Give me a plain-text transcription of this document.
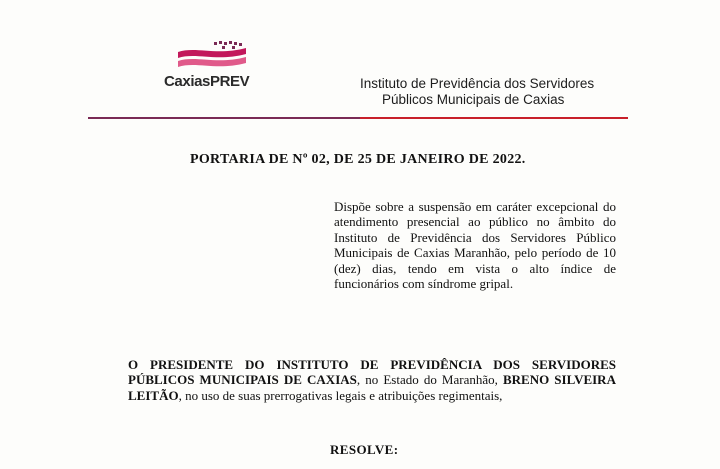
CaxiasPREV	Instituto de Previdência dos Servidores
Públicos Municipais de Caxias
PORTARIA DE Nº 02, DE 25 DE JANEIRO DE 2022.
Dispõe sobre a suspensão em caráter excepcional do atendimento presencial ao público no âmbito do Instituto de Previdência dos Servidores Público Municipais de Caxias Maranhão, pelo período de 10 (dez) dias, tendo em vista o alto índice de funcionários com síndrome gripal.
O PRESIDENTE DO INSTITUTO DE PREVIDÊNCIA DOS SERVIDORES PÚBLICOS MUNICIPAIS DE CAXIAS, no Estado do Maranhão, BRENO SILVEIRA LEITÃO, no uso de suas prerrogativas legais e atribuições regimentais,
RESOLVE:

——

Extract all the data above exactly, excluding every picture.

--- Task result ---
Give me a plain-text transcription of this document.
CaxiasPREV	Instituto de Previdência dos Servidores
Públicos Municipais de Caxias
PORTARIA DE Nº 02, DE 25 DE JANEIRO DE 2022.
Dispõe sobre a suspensão em caráter excepcional do atendimento presencial ao público no âmbito do Instituto de Previdência dos Servidores Público Municipais de Caxias Maranhão, pelo período de 10 (dez) dias, tendo em vista o alto índice de funcionários com síndrome gripal.
O PRESIDENTE DO INSTITUTO DE PREVIDÊNCIA DOS SERVIDORES PÚBLICOS MUNICIPAIS DE CAXIAS, no Estado do Maranhão, BRENO SILVEIRA LEITÃO, no uso de suas prerrogativas legais e atribuições regimentais,
RESOLVE:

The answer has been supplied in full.